Please reproduce every record, keeping each one exactly as written.

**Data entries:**
******************************
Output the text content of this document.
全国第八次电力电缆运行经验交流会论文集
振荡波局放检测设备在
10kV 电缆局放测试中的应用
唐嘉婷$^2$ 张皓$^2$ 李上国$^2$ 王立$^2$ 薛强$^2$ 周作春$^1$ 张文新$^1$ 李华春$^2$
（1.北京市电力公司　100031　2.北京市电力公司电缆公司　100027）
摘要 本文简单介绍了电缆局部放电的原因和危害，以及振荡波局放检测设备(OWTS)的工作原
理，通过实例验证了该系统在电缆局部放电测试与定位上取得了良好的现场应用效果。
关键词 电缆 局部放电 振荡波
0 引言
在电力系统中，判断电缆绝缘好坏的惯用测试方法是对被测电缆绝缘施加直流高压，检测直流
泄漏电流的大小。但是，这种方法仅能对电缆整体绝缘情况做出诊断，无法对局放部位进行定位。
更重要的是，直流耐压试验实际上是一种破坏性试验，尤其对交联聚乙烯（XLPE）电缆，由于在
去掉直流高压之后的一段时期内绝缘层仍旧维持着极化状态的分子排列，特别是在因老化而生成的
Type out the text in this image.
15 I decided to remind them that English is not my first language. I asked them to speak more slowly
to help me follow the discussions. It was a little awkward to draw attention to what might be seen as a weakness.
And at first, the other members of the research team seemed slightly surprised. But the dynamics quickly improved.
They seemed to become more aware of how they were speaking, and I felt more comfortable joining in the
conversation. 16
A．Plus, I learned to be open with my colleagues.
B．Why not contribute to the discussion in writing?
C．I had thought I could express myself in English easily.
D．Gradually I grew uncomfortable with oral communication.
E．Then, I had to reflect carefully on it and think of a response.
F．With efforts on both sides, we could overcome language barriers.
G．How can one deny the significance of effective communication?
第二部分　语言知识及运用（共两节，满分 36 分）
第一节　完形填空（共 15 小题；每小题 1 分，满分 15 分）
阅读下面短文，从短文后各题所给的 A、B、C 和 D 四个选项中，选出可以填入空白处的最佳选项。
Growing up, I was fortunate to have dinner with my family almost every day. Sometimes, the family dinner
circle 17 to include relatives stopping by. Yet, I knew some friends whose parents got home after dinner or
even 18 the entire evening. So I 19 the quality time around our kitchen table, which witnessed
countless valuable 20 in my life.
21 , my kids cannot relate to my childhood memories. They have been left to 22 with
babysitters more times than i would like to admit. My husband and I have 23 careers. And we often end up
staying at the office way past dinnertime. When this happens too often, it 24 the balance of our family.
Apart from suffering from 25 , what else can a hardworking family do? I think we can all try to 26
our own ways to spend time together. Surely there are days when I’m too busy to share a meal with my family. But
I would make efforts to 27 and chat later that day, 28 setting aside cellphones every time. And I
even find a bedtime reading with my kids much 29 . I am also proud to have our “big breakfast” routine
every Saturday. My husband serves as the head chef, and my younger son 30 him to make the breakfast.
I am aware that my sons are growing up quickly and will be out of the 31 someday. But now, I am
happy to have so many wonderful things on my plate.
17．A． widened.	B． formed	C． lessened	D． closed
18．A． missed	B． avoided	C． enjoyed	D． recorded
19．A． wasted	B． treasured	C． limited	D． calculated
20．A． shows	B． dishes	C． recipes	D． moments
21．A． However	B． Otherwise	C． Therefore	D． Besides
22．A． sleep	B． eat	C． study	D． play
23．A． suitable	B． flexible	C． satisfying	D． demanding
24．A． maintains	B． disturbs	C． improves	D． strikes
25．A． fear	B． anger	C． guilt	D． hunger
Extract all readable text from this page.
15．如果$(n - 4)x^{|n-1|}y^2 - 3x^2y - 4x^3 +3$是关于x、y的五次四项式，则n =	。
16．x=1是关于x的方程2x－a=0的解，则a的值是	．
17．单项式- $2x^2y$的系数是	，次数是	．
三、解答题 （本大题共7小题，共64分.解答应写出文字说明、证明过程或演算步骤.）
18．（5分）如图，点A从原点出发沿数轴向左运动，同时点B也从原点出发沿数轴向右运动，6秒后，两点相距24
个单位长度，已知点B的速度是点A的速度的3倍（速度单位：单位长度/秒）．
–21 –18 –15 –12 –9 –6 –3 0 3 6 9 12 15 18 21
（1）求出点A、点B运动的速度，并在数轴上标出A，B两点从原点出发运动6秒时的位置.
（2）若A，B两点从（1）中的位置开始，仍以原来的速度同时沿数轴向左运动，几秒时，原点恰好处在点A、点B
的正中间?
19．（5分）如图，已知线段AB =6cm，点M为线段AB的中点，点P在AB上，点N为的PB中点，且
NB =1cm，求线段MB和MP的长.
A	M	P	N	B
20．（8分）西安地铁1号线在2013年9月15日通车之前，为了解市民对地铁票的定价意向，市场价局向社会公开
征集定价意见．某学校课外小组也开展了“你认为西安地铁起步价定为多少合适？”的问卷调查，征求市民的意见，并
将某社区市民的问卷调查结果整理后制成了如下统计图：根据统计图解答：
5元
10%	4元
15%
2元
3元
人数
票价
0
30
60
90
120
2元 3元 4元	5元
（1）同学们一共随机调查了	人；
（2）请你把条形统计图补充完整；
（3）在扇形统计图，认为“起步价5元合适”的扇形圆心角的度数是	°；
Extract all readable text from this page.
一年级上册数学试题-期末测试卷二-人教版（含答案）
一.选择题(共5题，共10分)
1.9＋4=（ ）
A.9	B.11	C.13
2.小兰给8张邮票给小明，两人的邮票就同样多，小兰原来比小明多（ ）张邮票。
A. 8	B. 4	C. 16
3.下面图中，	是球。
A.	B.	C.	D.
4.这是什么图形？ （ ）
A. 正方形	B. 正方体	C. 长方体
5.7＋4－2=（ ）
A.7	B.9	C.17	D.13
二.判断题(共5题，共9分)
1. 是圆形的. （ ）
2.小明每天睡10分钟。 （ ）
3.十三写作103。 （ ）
******************************
**Written reply:**
Output the text content of this document.
全国第八次电力电缆运行经验交流会论文集
振荡波局放检测设备在
10kV 电缆局放测试中的应用
唐嘉婷$^2$ 张皓$^2$ 李上国$^2$ 王立$^2$ 薛强$^2$ 周作春$^1$ 张文新$^1$ 李华春$^2$
（1.北京市电力公司　100031　2.北京市电力公司电缆公司　100027）
摘要 本文简单介绍了电缆局部放电的原因和危害，以及振荡波局放检测设备(OWTS)的工作原
理，通过实例验证了该系统在电缆局部放电测试与定位上取得了良好的现场应用效果。
关键词 电缆 局部放电 振荡波
0 引言
在电力系统中，判断电缆绝缘好坏的惯用测试方法是对被测电缆绝缘施加直流高压，检测直流
泄漏电流的大小。但是，这种方法仅能对电缆整体绝缘情况做出诊断，无法对局放部位进行定位。
更重要的是，直流耐压试验实际上是一种破坏性试验，尤其对交联聚乙烯（XLPE）电缆，由于在
去掉直流高压之后的一段时期内绝缘层仍旧维持着极化状态的分子排列，特别是在因老化而生成的
Type out the text in this image.
15 I decided to remind them that English is not my first language. I asked them to speak more slowly
to help me follow the discussions. It was a little awkward to draw attention to what might be seen as a weakness.
And at first, the other members of the research team seemed slightly surprised. But the dynamics quickly improved.
They seemed to become more aware of how they were speaking, and I felt more comfortable joining in the
conversation. 16
A．Plus, I learned to be open with my colleagues.
B．Why not contribute to the discussion in writing?
C．I had thought I could express myself in English easily.
D．Gradually I grew uncomfortable with oral communication.
E．Then, I had to reflect carefully on it and think of a response.
F．With efforts on both sides, we could overcome language barriers.
G．How can one deny the significance of effective communication?
第二部分　语言知识及运用（共两节，满分 36 分）
第一节　完形填空（共 15 小题；每小题 1 分，满分 15 分）
阅读下面短文，从短文后各题所给的 A、B、C 和 D 四个选项中，选出可以填入空白处的最佳选项。
Growing up, I was fortunate to have dinner with my family almost every day. Sometimes, the family dinner
circle 17 to include relatives stopping by. Yet, I knew some friends whose parents got home after dinner or
even 18 the entire evening. So I 19 the quality time around our kitchen table, which witnessed
countless valuable 20 in my life.
21 , my kids cannot relate to my childhood memories. They have been left to 22 with
babysitters more times than i would like to admit. My husband and I have 23 careers. And we often end up
staying at the office way past dinnertime. When this happens too often, it 24 the balance of our family.
Apart from suffering from 25 , what else can a hardworking family do? I think we can all try to 26
our own ways to spend time together. Surely there are days when I’m too busy to share a meal with my family. But
I would make efforts to 27 and chat later that day, 28 setting aside cellphones every time. And I
even find a bedtime reading with my kids much 29 . I am also proud to have our “big breakfast” routine
every Saturday. My husband serves as the head chef, and my younger son 30 him to make the breakfast.
I am aware that my sons are growing up quickly and will be out of the 31 someday. But now, I am
happy to have so many wonderful things on my plate.
17．A． widened.	B． formed	C． lessened	D． closed
18．A． missed	B． avoided	C． enjoyed	D． recorded
19．A． wasted	B． treasured	C． limited	D． calculated
20．A． shows	B． dishes	C． recipes	D． moments
21．A． However	B． Otherwise	C． Therefore	D． Besides
22．A． sleep	B． eat	C． study	D． play
23．A． suitable	B． flexible	C． satisfying	D． demanding
24．A． maintains	B． disturbs	C． improves	D． strikes
25．A． fear	B． anger	C． guilt	D． hunger
Extract all readable text from this page.
15．如果$(n - 4)x^{|n-1|}y^2 - 3x^2y - 4x^3 +3$是关于x、y的五次四项式，则n =	。
16．x=1是关于x的方程2x－a=0的解，则a的值是	．
17．单项式- $2x^2y$的系数是	，次数是	．
三、解答题 （本大题共7小题，共64分.解答应写出文字说明、证明过程或演算步骤.）
18．（5分）如图，点A从原点出发沿数轴向左运动，同时点B也从原点出发沿数轴向右运动，6秒后，两点相距24
个单位长度，已知点B的速度是点A的速度的3倍（速度单位：单位长度/秒）．
–21 –18 –15 –12 –9 –6 –3 0 3 6 9 12 15 18 21
（1）求出点A、点B运动的速度，并在数轴上标出A，B两点从原点出发运动6秒时的位置.
（2）若A，B两点从（1）中的位置开始，仍以原来的速度同时沿数轴向左运动，几秒时，原点恰好处在点A、点B
的正中间?
19．（5分）如图，已知线段AB =6cm，点M为线段AB的中点，点P在AB上，点N为的PB中点，且
NB =1cm，求线段MB和MP的长.
A	M	P	N	B
20．（8分）西安地铁1号线在2013年9月15日通车之前，为了解市民对地铁票的定价意向，市场价局向社会公开
征集定价意见．某学校课外小组也开展了“你认为西安地铁起步价定为多少合适？”的问卷调查，征求市民的意见，并
将某社区市民的问卷调查结果整理后制成了如下统计图：根据统计图解答：
5元
10%	4元
15%
2元
3元
人数
票价
0
30
60
90
120
2元 3元 4元	5元
（1）同学们一共随机调查了	人；
（2）请你把条形统计图补充完整；
（3）在扇形统计图，认为“起步价5元合适”的扇形圆心角的度数是	°；
Extract all readable text from this page.
一年级上册数学试题-期末测试卷二-人教版（含答案）
一.选择题(共5题，共10分)
1.9＋4=（ ）
A.9	B.11	C.13
2.小兰给8张邮票给小明，两人的邮票就同样多，小兰原来比小明多（ ）张邮票。
A. 8	B. 4	C. 16
3.下面图中，	是球。
A.	B.	C.	D.
4.这是什么图形？ （ ）
A. 正方形	B. 正方体	C. 长方体
5.7＋4－2=（ ）
A.7	B.9	C.17	D.13
二.判断题(共5题，共9分)
1. 是圆形的. （ ）
2.小明每天睡10分钟。 （ ）
3.十三写作103。 （ ）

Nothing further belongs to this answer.